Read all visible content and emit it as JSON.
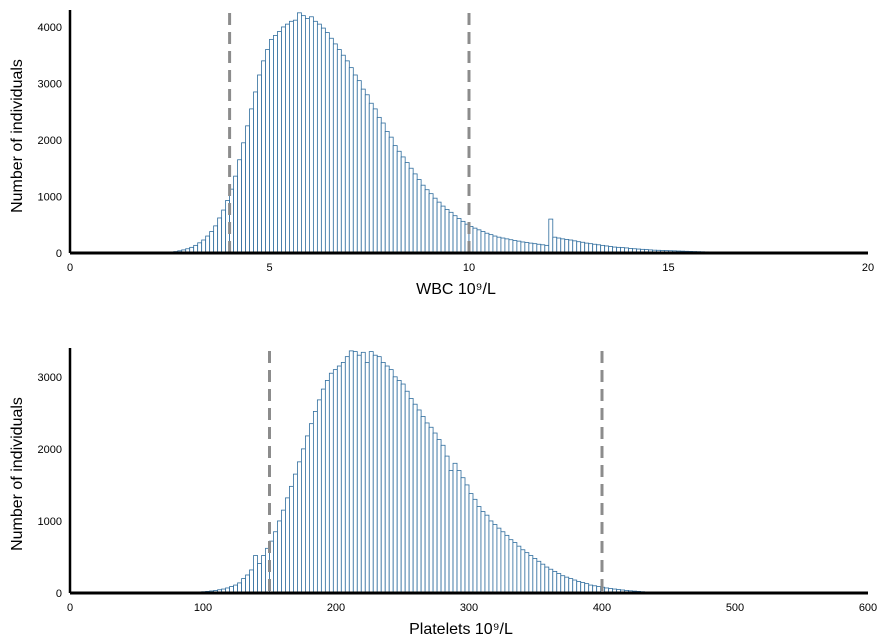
{
  "colors": {
    "bar_fill": "#ffffff",
    "bar_stroke": "#2f6d9e",
    "threshold": "#8c8c8c",
    "axis": "#000000"
  },
  "chart_data": [
    {
      "type": "bar",
      "subtype": "histogram",
      "xlabel": "WBC 10⁹/L",
      "ylabel": "Number of individuals",
      "xlim": [
        0,
        20
      ],
      "ylim": [
        0,
        4300
      ],
      "xticks": [
        "0",
        "5",
        "10",
        "15",
        "20"
      ],
      "yticks": [
        "0",
        "1000",
        "2000",
        "3000",
        "4000"
      ],
      "thresholds": [
        4,
        10
      ],
      "bin_start": 2.0,
      "bin_width": 0.1,
      "values": [
        2,
        3,
        5,
        8,
        12,
        18,
        25,
        38,
        55,
        75,
        100,
        135,
        180,
        230,
        300,
        380,
        480,
        620,
        760,
        930,
        1130,
        1360,
        1650,
        1950,
        2250,
        2550,
        2850,
        3150,
        3400,
        3600,
        3780,
        3850,
        3920,
        4000,
        4050,
        4100,
        4120,
        4250,
        4200,
        4150,
        4180,
        4100,
        4050,
        3980,
        3900,
        3800,
        3700,
        3600,
        3500,
        3400,
        3280,
        3150,
        3050,
        2900,
        2800,
        2650,
        2550,
        2400,
        2300,
        2150,
        2050,
        1900,
        1800,
        1700,
        1600,
        1500,
        1400,
        1300,
        1200,
        1120,
        1050,
        970,
        900,
        830,
        770,
        720,
        660,
        610,
        560,
        510,
        470,
        440,
        410,
        380,
        350,
        325,
        300,
        280,
        265,
        250,
        235,
        220,
        210,
        195,
        185,
        175,
        165,
        155,
        145,
        135,
        600,
        280,
        265,
        250,
        240,
        230,
        215,
        200,
        190,
        175,
        165,
        155,
        145,
        135,
        125,
        115,
        105,
        100,
        95,
        90,
        80,
        75,
        70,
        65,
        60,
        55,
        50,
        48,
        45,
        42,
        40,
        38,
        35,
        33,
        30,
        28,
        26,
        24,
        22,
        20,
        18,
        16,
        14,
        12,
        10,
        8,
        7,
        6,
        5,
        4,
        3,
        2,
        2,
        1,
        1,
        1
      ]
    },
    {
      "type": "bar",
      "subtype": "histogram",
      "xlabel": "Platelets 10⁹/L",
      "ylabel": "Number of individuals",
      "xlim": [
        0,
        600
      ],
      "ylim": [
        0,
        3400
      ],
      "xticks": [
        "0",
        "100",
        "200",
        "300",
        "400",
        "500",
        "600"
      ],
      "yticks": [
        "0",
        "1000",
        "2000",
        "3000"
      ],
      "thresholds": [
        150,
        400
      ],
      "bin_start": 90,
      "bin_width": 3,
      "values": [
        10,
        12,
        15,
        18,
        22,
        28,
        35,
        45,
        55,
        70,
        90,
        110,
        140,
        200,
        250,
        320,
        520,
        410,
        520,
        620,
        720,
        850,
        1000,
        1150,
        1320,
        1480,
        1650,
        1820,
        2000,
        2180,
        2350,
        2520,
        2680,
        2830,
        2950,
        3050,
        3100,
        3150,
        3200,
        3280,
        3360,
        3350,
        3300,
        3340,
        3200,
        3350,
        3300,
        3280,
        3200,
        3150,
        3100,
        3000,
        2950,
        2900,
        2800,
        2700,
        2620,
        2540,
        2450,
        2360,
        2300,
        2220,
        2130,
        2050,
        1900,
        1700,
        1800,
        1700,
        1600,
        1500,
        1380,
        1300,
        1200,
        1130,
        1080,
        1000,
        950,
        900,
        850,
        800,
        740,
        700,
        650,
        600,
        560,
        520,
        480,
        440,
        400,
        360,
        330,
        300,
        270,
        240,
        220,
        200,
        180,
        160,
        145,
        130,
        110,
        100,
        90,
        80,
        70,
        62,
        55,
        48,
        42,
        36,
        30,
        26,
        22,
        18,
        15,
        12,
        10,
        8,
        6,
        5,
        4,
        3,
        2,
        2
      ]
    }
  ]
}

^^^^^^^^^^^^^^^^

:: The problem ::
All of the material above should be reproduced exactly, except the pictures.

:: Written answer ::
Read all visible content and emit it as JSON.
{
  "colors": {
    "bar_fill": "#ffffff",
    "bar_stroke": "#2f6d9e",
    "threshold": "#8c8c8c",
    "axis": "#000000"
  },
  "chart_data": [
    {
      "type": "bar",
      "subtype": "histogram",
      "xlabel": "WBC 10⁹/L",
      "ylabel": "Number of individuals",
      "xlim": [
        0,
        20
      ],
      "ylim": [
        0,
        4300
      ],
      "xticks": [
        "0",
        "5",
        "10",
        "15",
        "20"
      ],
      "yticks": [
        "0",
        "1000",
        "2000",
        "3000",
        "4000"
      ],
      "thresholds": [
        4,
        10
      ],
      "bin_start": 2.0,
      "bin_width": 0.1,
      "values": [
        2,
        3,
        5,
        8,
        12,
        18,
        25,
        38,
        55,
        75,
        100,
        135,
        180,
        230,
        300,
        380,
        480,
        620,
        760,
        930,
        1130,
        1360,
        1650,
        1950,
        2250,
        2550,
        2850,
        3150,
        3400,
        3600,
        3780,
        3850,
        3920,
        4000,
        4050,
        4100,
        4120,
        4250,
        4200,
        4150,
        4180,
        4100,
        4050,
        3980,
        3900,
        3800,
        3700,
        3600,
        3500,
        3400,
        3280,
        3150,
        3050,
        2900,
        2800,
        2650,
        2550,
        2400,
        2300,
        2150,
        2050,
        1900,
        1800,
        1700,
        1600,
        1500,
        1400,
        1300,
        1200,
        1120,
        1050,
        970,
        900,
        830,
        770,
        720,
        660,
        610,
        560,
        510,
        470,
        440,
        410,
        380,
        350,
        325,
        300,
        280,
        265,
        250,
        235,
        220,
        210,
        195,
        185,
        175,
        165,
        155,
        145,
        135,
        600,
        280,
        265,
        250,
        240,
        230,
        215,
        200,
        190,
        175,
        165,
        155,
        145,
        135,
        125,
        115,
        105,
        100,
        95,
        90,
        80,
        75,
        70,
        65,
        60,
        55,
        50,
        48,
        45,
        42,
        40,
        38,
        35,
        33,
        30,
        28,
        26,
        24,
        22,
        20,
        18,
        16,
        14,
        12,
        10,
        8,
        7,
        6,
        5,
        4,
        3,
        2,
        2,
        1,
        1,
        1
      ]
    },
    {
      "type": "bar",
      "subtype": "histogram",
      "xlabel": "Platelets 10⁹/L",
      "ylabel": "Number of individuals",
      "xlim": [
        0,
        600
      ],
      "ylim": [
        0,
        3400
      ],
      "xticks": [
        "0",
        "100",
        "200",
        "300",
        "400",
        "500",
        "600"
      ],
      "yticks": [
        "0",
        "1000",
        "2000",
        "3000"
      ],
      "thresholds": [
        150,
        400
      ],
      "bin_start": 90,
      "bin_width": 3,
      "values": [
        10,
        12,
        15,
        18,
        22,
        28,
        35,
        45,
        55,
        70,
        90,
        110,
        140,
        200,
        250,
        320,
        520,
        410,
        520,
        620,
        720,
        850,
        1000,
        1150,
        1320,
        1480,
        1650,
        1820,
        2000,
        2180,
        2350,
        2520,
        2680,
        2830,
        2950,
        3050,
        3100,
        3150,
        3200,
        3280,
        3360,
        3350,
        3300,
        3340,
        3200,
        3350,
        3300,
        3280,
        3200,
        3150,
        3100,
        3000,
        2950,
        2900,
        2800,
        2700,
        2620,
        2540,
        2450,
        2360,
        2300,
        2220,
        2130,
        2050,
        1900,
        1700,
        1800,
        1700,
        1600,
        1500,
        1380,
        1300,
        1200,
        1130,
        1080,
        1000,
        950,
        900,
        850,
        800,
        740,
        700,
        650,
        600,
        560,
        520,
        480,
        440,
        400,
        360,
        330,
        300,
        270,
        240,
        220,
        200,
        180,
        160,
        145,
        130,
        110,
        100,
        90,
        80,
        70,
        62,
        55,
        48,
        42,
        36,
        30,
        26,
        22,
        18,
        15,
        12,
        10,
        8,
        6,
        5,
        4,
        3,
        2,
        2
      ]
    }
  ]
}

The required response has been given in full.